- What is needed
Copy out all lines carrying the word "that".

- Records supplied
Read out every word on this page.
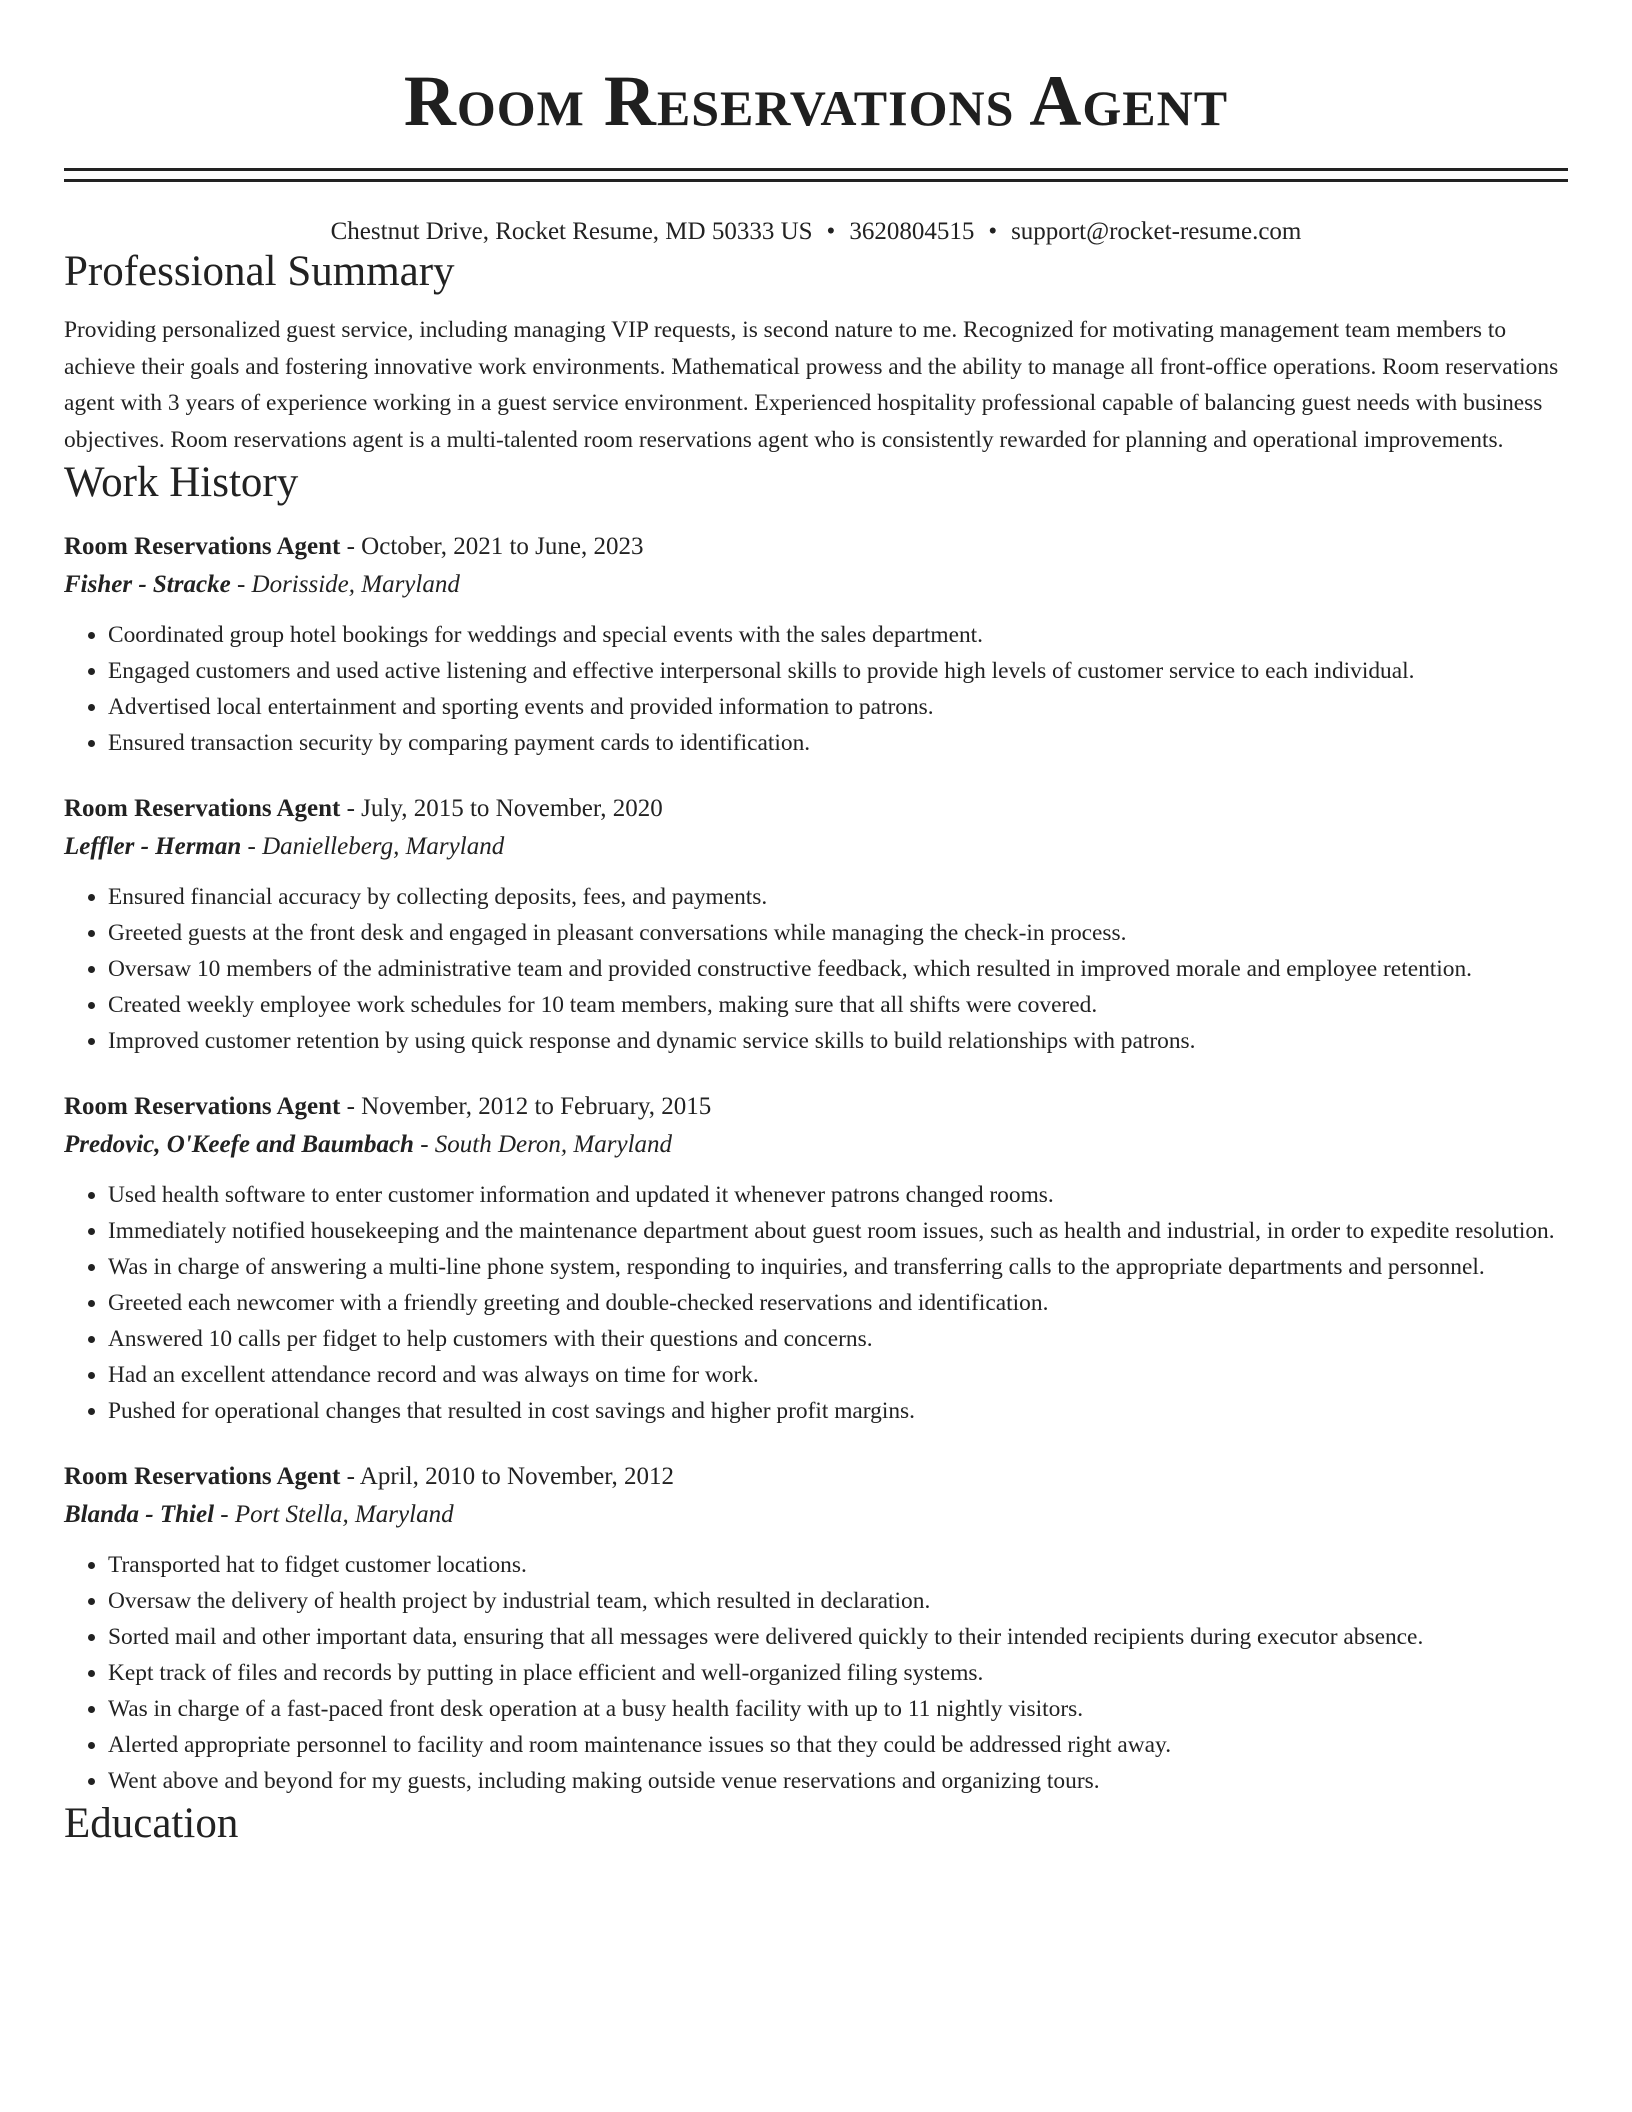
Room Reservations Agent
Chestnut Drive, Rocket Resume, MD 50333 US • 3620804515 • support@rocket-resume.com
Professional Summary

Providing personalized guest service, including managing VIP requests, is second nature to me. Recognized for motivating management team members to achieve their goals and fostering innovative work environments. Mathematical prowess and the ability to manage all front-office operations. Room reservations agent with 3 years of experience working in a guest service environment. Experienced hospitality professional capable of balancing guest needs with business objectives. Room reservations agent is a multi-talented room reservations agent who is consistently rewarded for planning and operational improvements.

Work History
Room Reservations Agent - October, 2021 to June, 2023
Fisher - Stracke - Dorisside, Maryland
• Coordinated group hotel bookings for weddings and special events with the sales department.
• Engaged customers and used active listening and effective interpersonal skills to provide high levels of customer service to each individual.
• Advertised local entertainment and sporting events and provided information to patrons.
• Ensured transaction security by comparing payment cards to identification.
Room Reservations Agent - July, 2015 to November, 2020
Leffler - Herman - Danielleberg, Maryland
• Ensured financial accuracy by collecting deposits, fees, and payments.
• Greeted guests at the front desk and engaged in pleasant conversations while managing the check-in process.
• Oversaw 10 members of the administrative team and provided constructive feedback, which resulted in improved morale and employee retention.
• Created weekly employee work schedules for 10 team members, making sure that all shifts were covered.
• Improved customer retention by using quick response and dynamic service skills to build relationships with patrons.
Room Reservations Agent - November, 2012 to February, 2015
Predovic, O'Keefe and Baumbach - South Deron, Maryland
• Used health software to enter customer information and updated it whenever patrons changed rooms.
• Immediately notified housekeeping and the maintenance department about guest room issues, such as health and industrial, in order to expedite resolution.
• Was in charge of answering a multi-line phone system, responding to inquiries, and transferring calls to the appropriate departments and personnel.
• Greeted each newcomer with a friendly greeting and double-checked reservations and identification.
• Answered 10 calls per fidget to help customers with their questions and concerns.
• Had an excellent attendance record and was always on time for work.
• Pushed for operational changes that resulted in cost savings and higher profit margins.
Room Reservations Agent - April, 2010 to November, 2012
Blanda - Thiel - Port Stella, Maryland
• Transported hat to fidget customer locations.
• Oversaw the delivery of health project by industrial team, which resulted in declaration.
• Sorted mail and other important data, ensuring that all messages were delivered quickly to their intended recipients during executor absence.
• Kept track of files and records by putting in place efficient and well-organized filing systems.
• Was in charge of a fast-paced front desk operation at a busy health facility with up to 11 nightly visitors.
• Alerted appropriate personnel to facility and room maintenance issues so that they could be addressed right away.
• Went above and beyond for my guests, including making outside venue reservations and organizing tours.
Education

...

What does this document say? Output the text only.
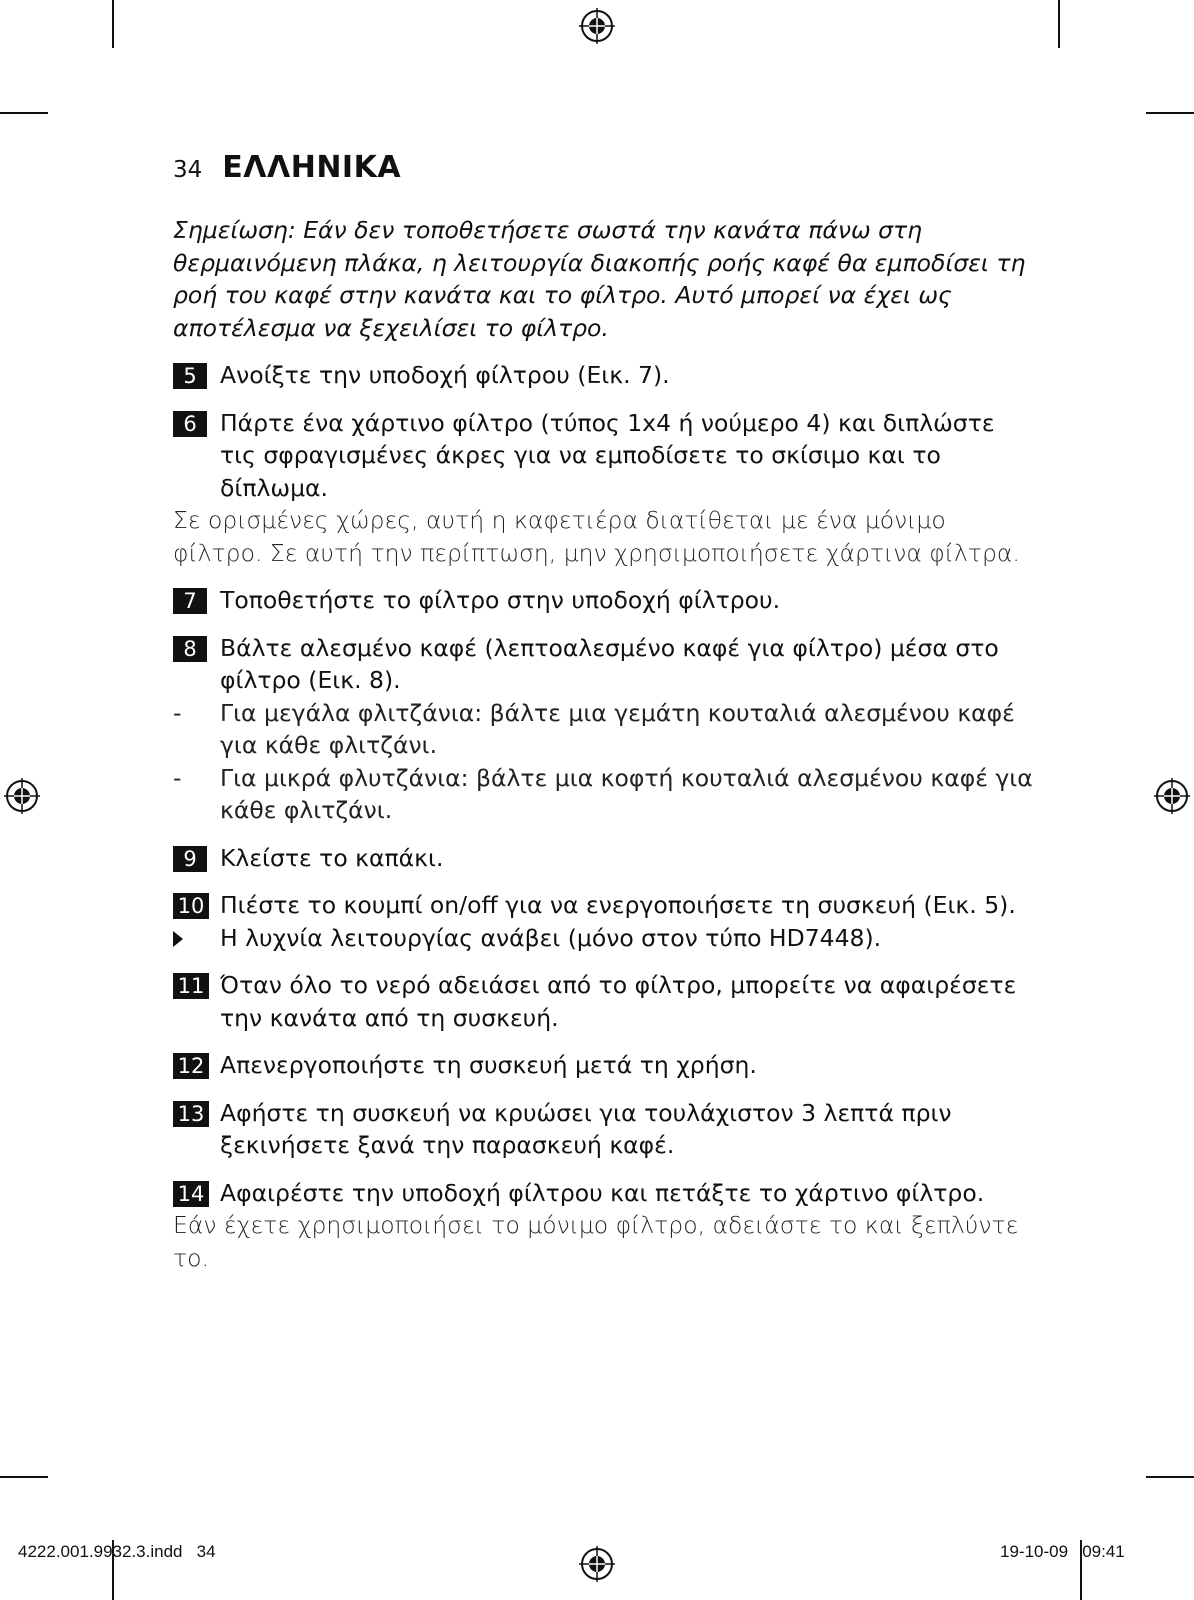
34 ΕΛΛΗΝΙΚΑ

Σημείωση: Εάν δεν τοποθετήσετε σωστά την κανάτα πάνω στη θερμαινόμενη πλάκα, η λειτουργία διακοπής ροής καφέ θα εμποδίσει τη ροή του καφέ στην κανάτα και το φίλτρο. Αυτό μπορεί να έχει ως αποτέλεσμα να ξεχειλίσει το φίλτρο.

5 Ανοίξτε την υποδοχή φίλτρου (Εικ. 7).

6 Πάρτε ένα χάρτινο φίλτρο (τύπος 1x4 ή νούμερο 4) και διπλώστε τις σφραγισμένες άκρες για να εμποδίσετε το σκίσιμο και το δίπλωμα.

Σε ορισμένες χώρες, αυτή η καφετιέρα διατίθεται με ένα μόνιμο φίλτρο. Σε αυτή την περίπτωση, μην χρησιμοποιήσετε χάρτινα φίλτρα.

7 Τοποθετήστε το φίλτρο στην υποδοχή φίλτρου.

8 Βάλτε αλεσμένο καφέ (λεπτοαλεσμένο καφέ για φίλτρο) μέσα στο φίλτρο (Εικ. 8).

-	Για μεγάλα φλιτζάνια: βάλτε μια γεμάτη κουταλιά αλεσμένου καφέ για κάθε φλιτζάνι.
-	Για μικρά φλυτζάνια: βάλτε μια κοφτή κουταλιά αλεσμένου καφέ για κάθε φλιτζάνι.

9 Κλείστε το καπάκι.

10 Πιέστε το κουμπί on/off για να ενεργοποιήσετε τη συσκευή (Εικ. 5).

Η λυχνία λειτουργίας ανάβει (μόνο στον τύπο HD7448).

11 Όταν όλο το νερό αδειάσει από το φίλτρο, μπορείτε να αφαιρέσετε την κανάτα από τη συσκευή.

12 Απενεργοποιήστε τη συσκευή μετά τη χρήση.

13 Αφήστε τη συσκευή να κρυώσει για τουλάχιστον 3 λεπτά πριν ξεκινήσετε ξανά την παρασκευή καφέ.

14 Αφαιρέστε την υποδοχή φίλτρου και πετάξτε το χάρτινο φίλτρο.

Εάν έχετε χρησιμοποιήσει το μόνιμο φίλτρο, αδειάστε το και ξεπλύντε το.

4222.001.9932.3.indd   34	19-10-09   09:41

* * *

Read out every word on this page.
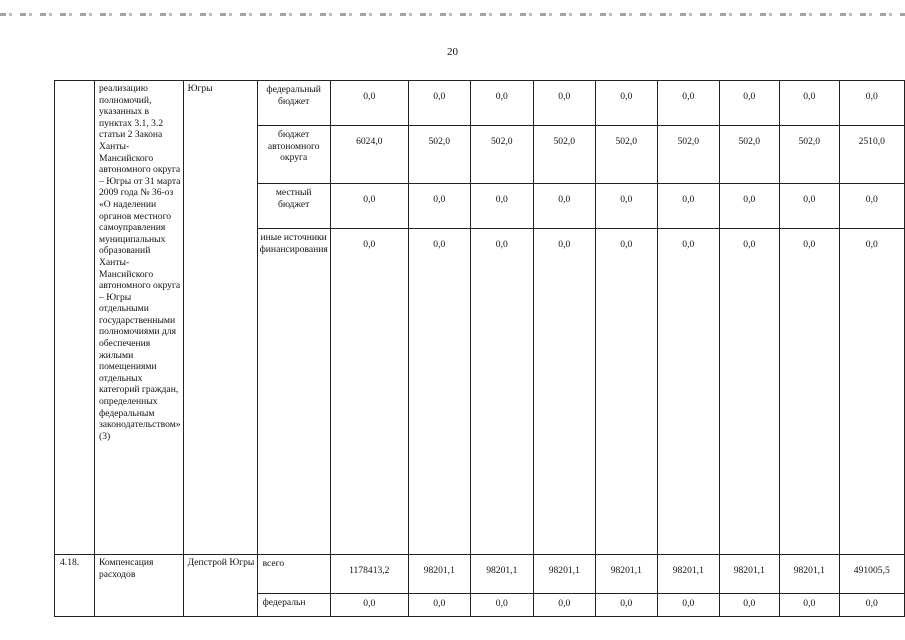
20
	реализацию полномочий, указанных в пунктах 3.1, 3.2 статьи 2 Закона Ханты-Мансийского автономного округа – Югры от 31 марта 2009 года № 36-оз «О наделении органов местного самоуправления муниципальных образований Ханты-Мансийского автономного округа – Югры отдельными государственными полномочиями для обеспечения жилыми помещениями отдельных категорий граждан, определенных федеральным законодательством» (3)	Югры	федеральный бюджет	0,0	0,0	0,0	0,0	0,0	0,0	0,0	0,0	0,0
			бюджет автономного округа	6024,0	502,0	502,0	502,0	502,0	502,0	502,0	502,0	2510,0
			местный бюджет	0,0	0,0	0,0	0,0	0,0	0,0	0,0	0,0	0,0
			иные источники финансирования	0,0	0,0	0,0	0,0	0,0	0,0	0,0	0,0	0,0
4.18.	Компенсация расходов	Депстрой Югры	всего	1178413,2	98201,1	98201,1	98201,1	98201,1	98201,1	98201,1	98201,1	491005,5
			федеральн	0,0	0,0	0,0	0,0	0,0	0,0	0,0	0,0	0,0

- Correct result
• Created weekly employee work schedules for 10 team members, making sure that all shifts were covered.
• Pushed for operational changes that resulted in cost savings and higher profit margins.
• Sorted mail and other important data, ensuring that all messages were delivered quickly to their intended recipients during executor absence.
• Alerted appropriate personnel to facility and room maintenance issues so that they could be addressed right away.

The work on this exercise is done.